> **Passage**

# Forum Home Renovation Demolition  Demolition Costs 3 Bedroom Perth

## aaronjthompson

Can anybody give me a rough figure of what it would cost to demolish in Perth - please no opinions only facts from demolition professionals in the know. 
It is a 3 bedroom, 1 bathroom single storey double brick house in Willetton (about 50 years old) with sandstone (or limestone??) strip footings, jarrah floors, windows/door frames, and roof trusses. Concrete tiles on roof. Block is very near level with easy access from front road.

----------


## Marc

So you want a quote from a local demolition professional written here ...  :Fingerscrossed:

----------


## aaronjthompson

No before I waste their time - I might not demolish - I am trying to get a very rough idea of costs. Which I can confirm later through actual quotes. 
I appreciate that this - without viewing the property - might be difficult though.  
All I am looking for is a ball park figure which let's me rule it out (and extend instead) or rule it in and go for actual quotes as the next step.

> **Exercise input**
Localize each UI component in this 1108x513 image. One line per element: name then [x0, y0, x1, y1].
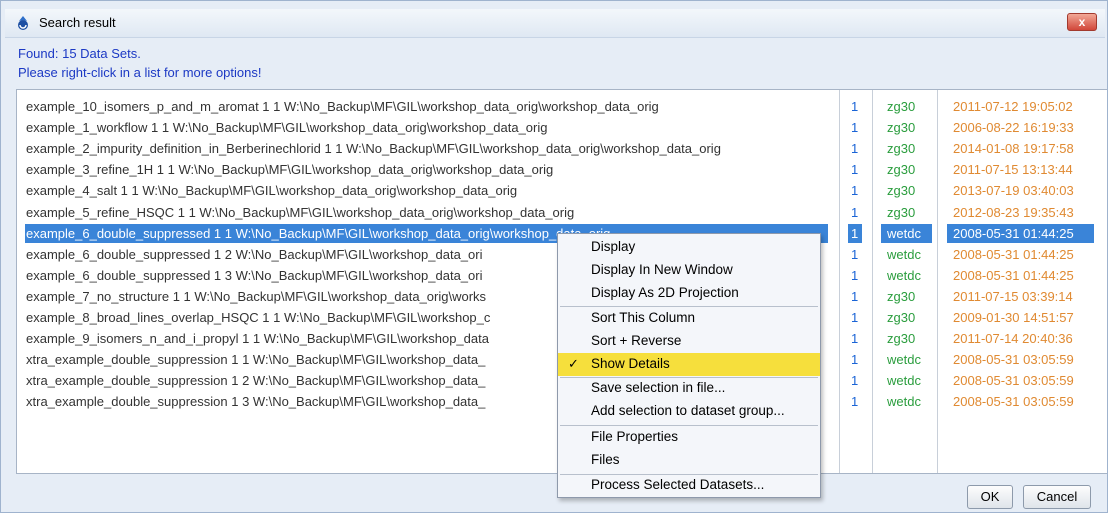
date-cell: 2008-05-31 01:44:25 — [953, 225, 1074, 241]
menu-item-label: Add selection to dataset group... — [591, 403, 785, 418]
date-cell: 2008-05-31 01:44:25 — [953, 246, 1074, 262]
menu-item-label: Show Details — [591, 356, 670, 371]
dataset-name-cell: xtra_example_double_suppression 1 2 W:\N… — [26, 373, 486, 389]
procno-cell: 1 — [851, 352, 859, 368]
menu-item-label: File Properties — [591, 429, 679, 444]
pulse-program-cell: zg30 — [887, 141, 916, 157]
procno-cell: 1 — [851, 204, 859, 220]
pulse-program-cell: wetdc — [887, 373, 921, 389]
menu-item-label: Display — [591, 239, 636, 254]
procno-cell: 1 — [851, 288, 859, 304]
pulse-program-cell: wetdc — [887, 352, 921, 368]
menu-item-sort-reverse[interactable]: Sort + Reverse — [558, 330, 820, 353]
procno-cell: 1 — [851, 162, 859, 178]
dataset-name-cell: example_8_broad_lines_overlap_HSQC 1 1 W… — [26, 310, 491, 325]
pulse-program-cell: wetdc — [887, 267, 921, 283]
date-cell: 2013-07-19 03:40:03 — [953, 183, 1074, 199]
procno-cell: 1 — [851, 99, 859, 114]
app-icon — [18, 16, 28, 30]
dataset-name-cell: example_6_double_suppressed 1 1 W:\No_Ba… — [26, 225, 611, 241]
menu-item-process-selected-datasets[interactable]: Process Selected Datasets... — [558, 474, 820, 497]
menu-item-file-properties[interactable]: File Properties — [558, 426, 820, 449]
found-count-text: Found: 15 Data Sets. — [18, 46, 141, 61]
checkmark-icon: ✓ — [568, 356, 579, 371]
pulse-program-cell: wetdc — [887, 394, 921, 410]
dataset-name-cell: example_2_impurity_definition_in_Berberi… — [26, 141, 721, 157]
procno-cell: 1 — [851, 394, 859, 410]
date-cell: 2012-08-23 19:35:43 — [953, 204, 1074, 220]
menu-item-label: Sort + Reverse — [591, 333, 682, 348]
cancel-button[interactable]: Cancel — [1023, 485, 1091, 509]
date-cell: 2011-07-15 03:39:14 — [953, 288, 1073, 304]
menu-item-label: Save selection in file... — [591, 380, 726, 395]
dataset-name-cell: example_5_refine_HSQC 1 1 W:\No_Backup\M… — [26, 204, 575, 220]
table-row[interactable]: example_4_salt 1 1 W:\No_Backup\MF\GIL\w… — [17, 180, 1107, 202]
menu-item-label: Sort This Column — [591, 310, 696, 325]
ok-button[interactable]: OK — [967, 485, 1013, 509]
context-menu: Display Display In New Window Display As 2… — [557, 233, 821, 498]
pulse-program-cell: zg30 — [887, 331, 916, 347]
menu-item-show-details[interactable]: ✓ Show Details — [558, 353, 820, 376]
procno-cell: 1 — [851, 183, 859, 199]
menu-item-label: Files — [591, 452, 620, 467]
procno-cell: 1 — [851, 373, 859, 389]
dataset-name-cell: example_7_no_structure 1 1 W:\No_Backup\… — [26, 288, 487, 304]
dataset-name-cell: example_4_salt 1 1 W:\No_Backup\MF\GIL\w… — [26, 183, 518, 199]
procno-cell: 1 — [851, 141, 859, 157]
dataset-name-cell: example_6_double_suppressed 1 3 W:\No_Ba… — [26, 267, 483, 283]
title-bar[interactable]: Search result x — [5, 9, 1105, 38]
procno-cell: 1 — [851, 267, 859, 283]
date-cell: 2011-07-15 13:13:44 — [953, 162, 1073, 178]
table-row[interactable]: example_2_impurity_definition_in_Berberi… — [17, 138, 1107, 160]
dataset-name-cell: example_9_isomers_n_and_i_propyl 1 1 W:\… — [26, 331, 489, 347]
pulse-program-cell: zg30 — [887, 162, 916, 178]
menu-item-label: Process Selected Datasets... — [591, 477, 765, 492]
menu-item-sort-this-column[interactable]: Sort This Column — [558, 307, 820, 330]
dataset-name-cell: xtra_example_double_suppression 1 3 W:\N… — [26, 394, 486, 410]
menu-item-add-selection-to-dataset-group[interactable]: Add selection to dataset group... — [558, 400, 820, 423]
date-cell: 2009-01-30 14:51:57 — [953, 310, 1074, 325]
date-cell: 2008-05-31 03:05:59 — [953, 373, 1074, 389]
procno-cell: 1 — [851, 331, 859, 347]
pulse-program-cell: zg30 — [887, 310, 916, 325]
dataset-name-cell: xtra_example_double_suppression 1 1 W:\N… — [26, 352, 486, 368]
procno-cell: 1 — [851, 246, 859, 262]
menu-item-label: Display As 2D Projection — [591, 285, 739, 300]
pulse-program-cell: zg30 — [887, 183, 916, 199]
pulse-program-cell: zg30 — [887, 120, 916, 136]
date-cell: 2006-08-22 16:19:33 — [953, 120, 1074, 136]
dataset-name-cell: example_10_isomers_p_and_m_aromat 1 1 W:… — [26, 99, 659, 114]
table-row[interactable]: example_1_workflow 1 1 W:\No_Backup\MF\G… — [17, 117, 1107, 139]
date-cell: 2008-05-31 01:44:25 — [953, 267, 1074, 283]
dataset-name-cell: example_1_workflow 1 1 W:\No_Backup\MF\G… — [26, 120, 548, 136]
hint-text: Please right-click in a list for more op… — [18, 65, 262, 80]
procno-cell: 1 — [851, 310, 859, 325]
date-cell: 2014-01-08 19:17:58 — [953, 141, 1074, 157]
menu-item-display-as-2d-projection[interactable]: Display As 2D Projection — [558, 282, 820, 305]
procno-cell: 1 — [851, 120, 859, 136]
pulse-program-cell: wetdc — [887, 225, 921, 241]
pulse-program-cell: zg30 — [887, 288, 916, 304]
pulse-program-cell: zg30 — [887, 204, 916, 220]
table-row[interactable]: example_3_refine_1H 1 1 W:\No_Backup\MF\… — [17, 159, 1107, 181]
menu-item-save-selection-in-file[interactable]: Save selection in file... — [558, 377, 820, 400]
pulse-program-cell: zg30 — [887, 99, 916, 114]
menu-item-label: Display In New Window — [591, 262, 733, 277]
date-cell: 2011-07-14 20:40:36 — [953, 331, 1073, 347]
window-title: Search result — [39, 15, 116, 30]
procno-cell: 1 — [851, 225, 859, 241]
search-result-window: Search result x Found: 15 Data Sets. Ple… — [0, 0, 1108, 513]
date-cell: 2011-07-12 19:05:02 — [953, 99, 1073, 114]
pulse-program-cell: wetdc — [887, 246, 921, 262]
dataset-name-cell: example_6_double_suppressed 1 2 W:\No_Ba… — [26, 246, 483, 262]
menu-item-display[interactable]: Display — [558, 236, 820, 259]
menu-item-files[interactable]: Files — [558, 449, 820, 472]
date-cell: 2008-05-31 03:05:59 — [953, 394, 1074, 410]
menu-item-display-in-new-window[interactable]: Display In New Window — [558, 259, 820, 282]
date-cell: 2008-05-31 03:05:59 — [953, 352, 1074, 368]
table-row[interactable]: example_10_isomers_p_and_m_aromat 1 1 W:… — [17, 96, 1107, 118]
dataset-name-cell: example_3_refine_1H 1 1 W:\No_Backup\MF\… — [26, 162, 554, 178]
table-row[interactable]: example_5_refine_HSQC 1 1 W:\No_Backup\M… — [17, 202, 1107, 224]
close-icon[interactable]: x — [1067, 13, 1097, 31]
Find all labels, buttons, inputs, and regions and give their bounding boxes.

> **Tasks**
**1)** Reproduce the listing from the line containing "date-cell: 2008-05-31 01:44:25 — [953, 225, 1074, 241]" through the line containing "menu-item-label: Sort +", replacing "wetdc" with "noesy" and leaving everything else unchanged.
**2)** Continue the forum thread on demolition costs in Perth from the point where it ends.

> **In response**
**1)**
date-cell: 2008-05-31 01:44:25 — [953, 225, 1074, 241]
menu-item-label: Add selection to dataset group... — [591, 403, 785, 418]
date-cell: 2008-05-31 01:44:25 — [953, 246, 1074, 262]
menu-item-label: Show Details — [591, 356, 670, 371]
dataset-name-cell: xtra_example_double_suppression 1 2 W:\N… — [26, 373, 486, 389]
procno-cell: 1 — [851, 352, 859, 368]
menu-item-label: File Properties — [591, 429, 679, 444]
pulse-program-cell: zg30 — [887, 141, 916, 157]
procno-cell: 1 — [851, 204, 859, 220]
pulse-program-cell: noesy — [887, 373, 921, 389]
menu-item-label: Display — [591, 239, 636, 254]
procno-cell: 1 — [851, 288, 859, 304]
pulse-program-cell: noesy — [887, 352, 921, 368]
menu-item-sort-reverse[interactable]: Sort + Reverse — [558, 330, 820, 353]
procno-cell: 1 — [851, 162, 859, 178]
dataset-name-cell: example_8_broad_lines_overlap_HSQC 1 1 W… — [26, 310, 491, 325]
pulse-program-cell: noesy — [887, 267, 921, 283]
date-cell: 2013-07-19 03:40:03 — [953, 183, 1074, 199]
procno-cell: 1 — [851, 99, 859, 114]
app-icon — [18, 16, 28, 30]
dataset-name-cell: example_6_double_suppressed 1 1 W:\No_Ba… — [26, 225, 611, 241]
menu-item-process-selected-datasets[interactable]: Process Selected Datasets... — [558, 474, 820, 497]
menu-item-file-properties[interactable]: File Properties — [558, 426, 820, 449]
found-count-text: Found: 15 Data Sets. — [18, 46, 141, 61]
checkmark-icon: ✓ — [568, 356, 579, 371]
pulse-program-cell: noesy — [887, 394, 921, 410]
dataset-name-cell: example_2_impurity_definition_in_Berberi… — [26, 141, 721, 157]
procno-cell: 1 — [851, 394, 859, 410]
date-cell: 2012-08-23 19:35:43 — [953, 204, 1074, 220]
menu-item-label: Sort + Reverse — [591, 333, 682, 348]

**2)**
If that is unrealistic feel free to say so and why.

----------


## joynz

> No before I waste their time - I might not demolish - I am trying to get a very rough idea of costs. Which I can confirm later through actual quotes. 
> I appreciate that this - without viewing the property - might be difficult though.  
> All I am looking for is a ball park figure which let's me rule it out (and extend instead) or rule it in and go for actual quotes as the next step. 
> If that is unrealistic feel free to say so and why.

  Your best bet is to call a few demolishers up and ask for a rough idea over the phone. 
It'll take five minutes and not waste anyone's time.

----------


## aaronjthompson

OK I'll call a couple of demolition companies in Perth.

----------


## Starky

Wes Demos 0407 608 253  
was recommended to me but we went the extension way.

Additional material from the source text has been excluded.